▶ [Dataset excerpts]:
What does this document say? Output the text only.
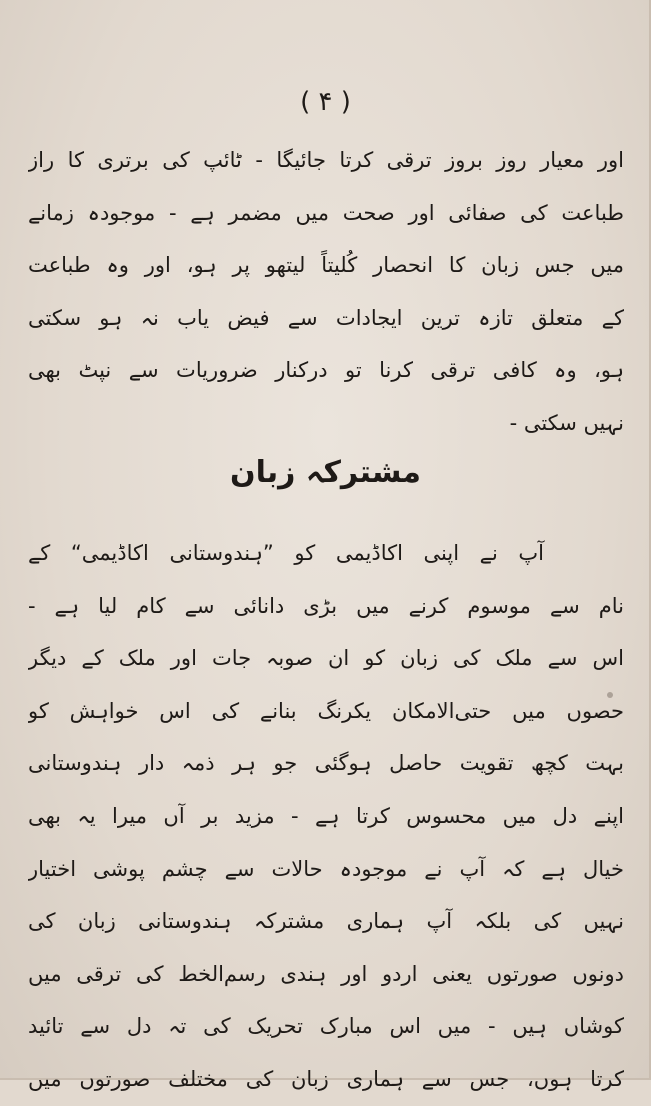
( ۴ )
اور معیار روز بروز ترقی کرتا جائیگا - ٹائپ کی برتری کا راز
طباعت کی صفائی اور صحت میں مضمر ہے - موجودہ زمانے
میں جس زبان کا انحصار کُلیتاً لیتھو پر ہو، اور وہ طباعت
کے متعلق تازہ ترین ایجادات سے فیض یاب نہ ہو سکتی
ہو، وہ کافی ترقی کرنا تو درکنار ضروریات سے نپٹ بھی
نہیں سکتی -
مشترکہ زبان
آپ نے اپنی اکاڈیمی کو ”ہندوستانی اکاڈیمی“ کے
نام سے موسوم کرنے میں بڑی دانائی سے کام لیا ہے -
اس سے ملک کی زبان کو ان صوبہ جات اور ملک کے دیگر
حصوں میں حتی‌الامکان یکرنگ بنانے کی اس خواہش کو
بہت کچھ تقویت حاصل ہوگئی جو ہر ذمہ دار ہندوستانی
اپنے دل میں محسوس کرتا ہے - مزید بر آں میرا یہ بھی
خیال ہے کہ آپ نے موجودہ حالات سے چشم پوشی اختیار
نہیں کی بلکہ آپ ہماری مشترکہ ہندوستانی زبان کی
دونوں صورتوں یعنی اردو اور ہندی رسم‌الخط کی ترقی میں
کوشاں ہیں - میں اس مبارک تحریک کی تہ دل سے تائید
کرتا ہوں، جس سے ہماری زبان کی مختلف صورتوں میں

▶ [Task requirements]:
Identify the lines of the entries containing the string "نہیں". Copy each such line.

▶ [Output of the exercise]:
نہیں سکتی -
نہیں کی بلکہ آپ ہماری مشترکہ ہندوستانی زبان کی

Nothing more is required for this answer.